*Written exercise:* The entries below are to be written out again without alteration.

*Task input:*
####################

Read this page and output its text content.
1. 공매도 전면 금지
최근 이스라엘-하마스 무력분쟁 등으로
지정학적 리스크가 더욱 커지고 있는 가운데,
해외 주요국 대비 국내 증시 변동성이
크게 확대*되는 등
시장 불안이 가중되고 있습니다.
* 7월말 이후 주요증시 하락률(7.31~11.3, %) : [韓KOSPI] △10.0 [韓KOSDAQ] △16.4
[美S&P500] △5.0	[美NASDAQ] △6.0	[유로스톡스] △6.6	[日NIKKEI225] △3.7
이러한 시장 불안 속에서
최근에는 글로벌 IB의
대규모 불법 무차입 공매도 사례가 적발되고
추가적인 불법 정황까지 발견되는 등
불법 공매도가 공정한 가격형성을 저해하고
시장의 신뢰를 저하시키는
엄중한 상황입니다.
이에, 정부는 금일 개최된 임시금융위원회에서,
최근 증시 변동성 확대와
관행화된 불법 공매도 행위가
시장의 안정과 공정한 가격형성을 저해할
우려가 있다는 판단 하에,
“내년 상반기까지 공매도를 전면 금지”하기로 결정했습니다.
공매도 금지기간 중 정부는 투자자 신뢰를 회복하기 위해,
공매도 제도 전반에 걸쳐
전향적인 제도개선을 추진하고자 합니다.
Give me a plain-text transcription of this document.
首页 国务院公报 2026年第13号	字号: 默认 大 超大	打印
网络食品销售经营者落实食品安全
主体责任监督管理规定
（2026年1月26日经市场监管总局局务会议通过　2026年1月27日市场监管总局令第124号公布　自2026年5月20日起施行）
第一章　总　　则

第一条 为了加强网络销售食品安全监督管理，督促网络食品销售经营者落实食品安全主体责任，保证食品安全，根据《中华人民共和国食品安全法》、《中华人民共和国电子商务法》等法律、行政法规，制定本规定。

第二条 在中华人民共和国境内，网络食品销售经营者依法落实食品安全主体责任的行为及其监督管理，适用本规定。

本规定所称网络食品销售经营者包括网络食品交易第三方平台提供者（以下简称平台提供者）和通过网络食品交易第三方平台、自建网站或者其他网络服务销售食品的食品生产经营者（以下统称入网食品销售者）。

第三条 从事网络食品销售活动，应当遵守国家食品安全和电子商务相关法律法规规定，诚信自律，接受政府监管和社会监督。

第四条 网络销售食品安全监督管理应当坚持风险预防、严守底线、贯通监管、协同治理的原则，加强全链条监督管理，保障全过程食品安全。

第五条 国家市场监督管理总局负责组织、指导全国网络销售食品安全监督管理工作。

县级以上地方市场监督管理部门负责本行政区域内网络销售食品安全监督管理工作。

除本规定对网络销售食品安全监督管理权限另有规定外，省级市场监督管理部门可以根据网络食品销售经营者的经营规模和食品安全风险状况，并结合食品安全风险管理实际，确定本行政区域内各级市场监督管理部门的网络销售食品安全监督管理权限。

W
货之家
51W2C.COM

####################

*Solution to the problem:*
Read this page and output its text content.
1. 공매도 전면 금지
최근 이스라엘-하마스 무력분쟁 등으로
지정학적 리스크가 더욱 커지고 있는 가운데,
해외 주요국 대비 국내 증시 변동성이
크게 확대*되는 등
시장 불안이 가중되고 있습니다.
* 7월말 이후 주요증시 하락률(7.31~11.3, %) : [韓KOSPI] △10.0 [韓KOSDAQ] △16.4
[美S&P500] △5.0	[美NASDAQ] △6.0	[유로스톡스] △6.6	[日NIKKEI225] △3.7
이러한 시장 불안 속에서
최근에는 글로벌 IB의
대규모 불법 무차입 공매도 사례가 적발되고
추가적인 불법 정황까지 발견되는 등
불법 공매도가 공정한 가격형성을 저해하고
시장의 신뢰를 저하시키는
엄중한 상황입니다.
이에, 정부는 금일 개최된 임시금융위원회에서,
최근 증시 변동성 확대와
관행화된 불법 공매도 행위가
시장의 안정과 공정한 가격형성을 저해할
우려가 있다는 판단 하에,
“내년 상반기까지 공매도를 전면 금지”하기로 결정했습니다.
공매도 금지기간 중 정부는 투자자 신뢰를 회복하기 위해,
공매도 제도 전반에 걸쳐
전향적인 제도개선을 추진하고자 합니다.
Give me a plain-text transcription of this document.
首页 国务院公报 2026年第13号	字号: 默认 大 超大	打印
网络食品销售经营者落实食品安全
主体责任监督管理规定
（2026年1月26日经市场监管总局局务会议通过　2026年1月27日市场监管总局令第124号公布　自2026年5月20日起施行）
第一章　总　　则

第一条 为了加强网络销售食品安全监督管理，督促网络食品销售经营者落实食品安全主体责任，保证食品安全，根据《中华人民共和国食品安全法》、《中华人民共和国电子商务法》等法律、行政法规，制定本规定。

第二条 在中华人民共和国境内，网络食品销售经营者依法落实食品安全主体责任的行为及其监督管理，适用本规定。

本规定所称网络食品销售经营者包括网络食品交易第三方平台提供者（以下简称平台提供者）和通过网络食品交易第三方平台、自建网站或者其他网络服务销售食品的食品生产经营者（以下统称入网食品销售者）。

第三条 从事网络食品销售活动，应当遵守国家食品安全和电子商务相关法律法规规定，诚信自律，接受政府监管和社会监督。

第四条 网络销售食品安全监督管理应当坚持风险预防、严守底线、贯通监管、协同治理的原则，加强全链条监督管理，保障全过程食品安全。

第五条 国家市场监督管理总局负责组织、指导全国网络销售食品安全监督管理工作。

县级以上地方市场监督管理部门负责本行政区域内网络销售食品安全监督管理工作。

除本规定对网络销售食品安全监督管理权限另有规定外，省级市场监督管理部门可以根据网络食品销售经营者的经营规模和食品安全风险状况，并结合食品安全风险管理实际，确定本行政区域内各级市场监督管理部门的网络销售食品安全监督管理权限。

W
货之家
51W2C.COM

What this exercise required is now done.